**What to work on**
Continue the article on repealing Obamacare, starting from where it ends.

**Study text**
-=-=-
Why Repealing Obamacare Won't Be As Bad As You Think
NEW DELHI: House Speaker Paul Ryan said that the incoming GOP Congress’ first order of business will be to repeal the Patient Protection and Affordable Care Act (PPACA), or ObamaCare as we know it. “Well, the first bill we’re going to be working on is our Obamacare legislation,” Ryan told CBS’ 60 Minutes. Although Ryan himself was light on specifics, the cornerstone of President-elect Donald Trump’s campaign revolved around the repealing of ObamaCare.
The ObamaCare Act was passed by the United States Congress on 23rd March, 2010. This was one of the main highlights of the Obama presidential regime, which helped in overhauling the pre-existing disparity in the way medical aid was being dispensed.
The act came into force in the backdrop of the US having a relatively low lifespan birth rate as compared to other developed nations. This was coupled with the exorbitant prices the average American citizen was having to pay for his medical aid. In fact a survey showed that the US spent more on healthcare than any other country, which was surprising given the mediocre results. Something had to be done to improve the overall health care, control costs and issue more people.
This was the bedrock against which the Obamacare was enacted. The act does mainly two things- expand access to health insurance, and change the way the Federal Government pays doctors. Over the next decade, federal budget forecasters expect that 25 million people will gain health coverage because of Obamacare. And about 17 million people have so far become insured since the expansion started in 2014.
-=-=-
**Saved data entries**
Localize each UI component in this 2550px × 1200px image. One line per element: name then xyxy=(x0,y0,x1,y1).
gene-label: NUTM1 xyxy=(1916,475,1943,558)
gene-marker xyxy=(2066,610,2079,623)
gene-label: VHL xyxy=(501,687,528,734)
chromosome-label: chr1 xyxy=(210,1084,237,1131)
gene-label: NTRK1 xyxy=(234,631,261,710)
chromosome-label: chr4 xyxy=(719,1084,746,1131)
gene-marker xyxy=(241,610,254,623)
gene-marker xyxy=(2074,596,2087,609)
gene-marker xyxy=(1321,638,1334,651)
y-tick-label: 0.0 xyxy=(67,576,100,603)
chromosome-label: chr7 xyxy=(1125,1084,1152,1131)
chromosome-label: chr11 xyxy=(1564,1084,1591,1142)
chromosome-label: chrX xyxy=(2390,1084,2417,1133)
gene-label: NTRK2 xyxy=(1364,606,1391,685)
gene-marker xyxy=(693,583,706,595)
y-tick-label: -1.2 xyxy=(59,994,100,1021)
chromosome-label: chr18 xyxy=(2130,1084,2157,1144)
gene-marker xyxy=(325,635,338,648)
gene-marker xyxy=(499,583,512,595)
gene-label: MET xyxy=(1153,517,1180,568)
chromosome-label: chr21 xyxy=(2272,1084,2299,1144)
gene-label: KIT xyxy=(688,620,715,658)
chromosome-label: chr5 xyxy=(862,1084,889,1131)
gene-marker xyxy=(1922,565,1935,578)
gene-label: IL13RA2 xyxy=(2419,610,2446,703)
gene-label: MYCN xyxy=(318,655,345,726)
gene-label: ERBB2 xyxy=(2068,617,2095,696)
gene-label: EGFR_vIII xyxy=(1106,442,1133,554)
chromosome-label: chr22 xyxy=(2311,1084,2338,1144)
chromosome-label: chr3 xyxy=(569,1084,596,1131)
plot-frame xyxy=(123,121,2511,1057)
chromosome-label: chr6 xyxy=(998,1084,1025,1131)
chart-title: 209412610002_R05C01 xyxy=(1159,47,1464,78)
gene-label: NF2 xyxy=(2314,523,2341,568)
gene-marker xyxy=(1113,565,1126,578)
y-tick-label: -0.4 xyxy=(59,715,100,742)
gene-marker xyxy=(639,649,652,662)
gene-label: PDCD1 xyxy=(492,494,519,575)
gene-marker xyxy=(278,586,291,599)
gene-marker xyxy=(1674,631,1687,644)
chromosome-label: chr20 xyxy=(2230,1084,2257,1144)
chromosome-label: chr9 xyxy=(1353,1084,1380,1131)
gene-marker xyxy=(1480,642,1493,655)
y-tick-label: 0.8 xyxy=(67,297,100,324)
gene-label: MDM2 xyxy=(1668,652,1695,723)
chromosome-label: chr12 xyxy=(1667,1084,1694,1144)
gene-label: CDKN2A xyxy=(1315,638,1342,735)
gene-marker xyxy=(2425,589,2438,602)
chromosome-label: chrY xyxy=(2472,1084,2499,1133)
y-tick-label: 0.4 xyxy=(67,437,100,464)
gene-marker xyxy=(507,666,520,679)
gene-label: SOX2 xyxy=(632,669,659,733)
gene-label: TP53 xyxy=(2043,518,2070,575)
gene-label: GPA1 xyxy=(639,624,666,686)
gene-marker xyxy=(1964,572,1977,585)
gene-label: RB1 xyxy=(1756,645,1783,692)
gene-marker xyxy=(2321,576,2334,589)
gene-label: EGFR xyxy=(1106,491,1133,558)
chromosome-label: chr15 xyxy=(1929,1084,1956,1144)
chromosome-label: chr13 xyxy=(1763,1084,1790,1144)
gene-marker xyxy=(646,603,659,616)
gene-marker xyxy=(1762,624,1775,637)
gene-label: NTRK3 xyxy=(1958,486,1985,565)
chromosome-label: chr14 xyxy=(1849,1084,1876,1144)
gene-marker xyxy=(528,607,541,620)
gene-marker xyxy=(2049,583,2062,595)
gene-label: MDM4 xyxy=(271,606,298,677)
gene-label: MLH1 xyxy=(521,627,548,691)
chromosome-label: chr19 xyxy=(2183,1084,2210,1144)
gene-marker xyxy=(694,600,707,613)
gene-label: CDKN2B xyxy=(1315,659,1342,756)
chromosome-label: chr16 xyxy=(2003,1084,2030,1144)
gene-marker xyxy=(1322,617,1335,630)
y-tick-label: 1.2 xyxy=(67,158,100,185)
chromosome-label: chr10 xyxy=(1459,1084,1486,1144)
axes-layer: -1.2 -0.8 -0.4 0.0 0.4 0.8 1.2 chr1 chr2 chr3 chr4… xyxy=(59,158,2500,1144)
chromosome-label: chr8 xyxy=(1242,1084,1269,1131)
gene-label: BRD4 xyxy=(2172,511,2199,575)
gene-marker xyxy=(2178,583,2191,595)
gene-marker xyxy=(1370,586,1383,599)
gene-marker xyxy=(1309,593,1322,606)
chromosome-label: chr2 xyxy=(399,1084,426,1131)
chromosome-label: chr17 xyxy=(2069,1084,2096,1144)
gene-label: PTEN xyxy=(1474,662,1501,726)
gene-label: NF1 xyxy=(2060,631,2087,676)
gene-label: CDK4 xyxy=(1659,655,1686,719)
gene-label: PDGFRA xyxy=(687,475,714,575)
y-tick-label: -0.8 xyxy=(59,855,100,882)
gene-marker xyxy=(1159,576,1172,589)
-=-=-
**Output**
The number of people with insurance is rising because of three main provisions in the law:
- The expansion of the Medicaid program which provides health coverage to low income Americans.
- The creation of online insurance exchanges, which would be done via web portals, where Americans can shop for coverage, based on their needs.
- The individual mandate, which requires nearly all Americans to avail health care under the act, or pay a penalty. This was done to encourage more people to avail healthcare, and balance out the costs that the Federal Government was incurring.
So why does President-elect Trump want to repeal the act?
Despite the plausible gains, there are loopholes in the act which haven’t been addressed. This has led to millions of people being forced out of their previous plans, and having to pay premiums which are increasing by double-digits. This has even affected the insurance companies themselves, who ended up losing billions of dollars because many healthy middle class Americans did not want to avail ObamaCare.
Furthermore, the provision of individual mandate has left many Americans displeased. As per the act, citizens would have to pay a penalty if they did not prescribe to the said healthcare. There have been numerous court cases as well, where the constitutionality of certain provisions of the Act was brought into question.
James Capretta of the American Enterprise Institute, has been vocal in his criticisms of the ObamaCare Act, and has even suggested reforms to put the preferences of the consumers and the insurance companies, under one bracket.
So there has been a lingering air of doubt on whether the act does indeed solve the healthcare problem. There have been speculations from the very beginning that the act may invariably end up being repealed by future Congresses.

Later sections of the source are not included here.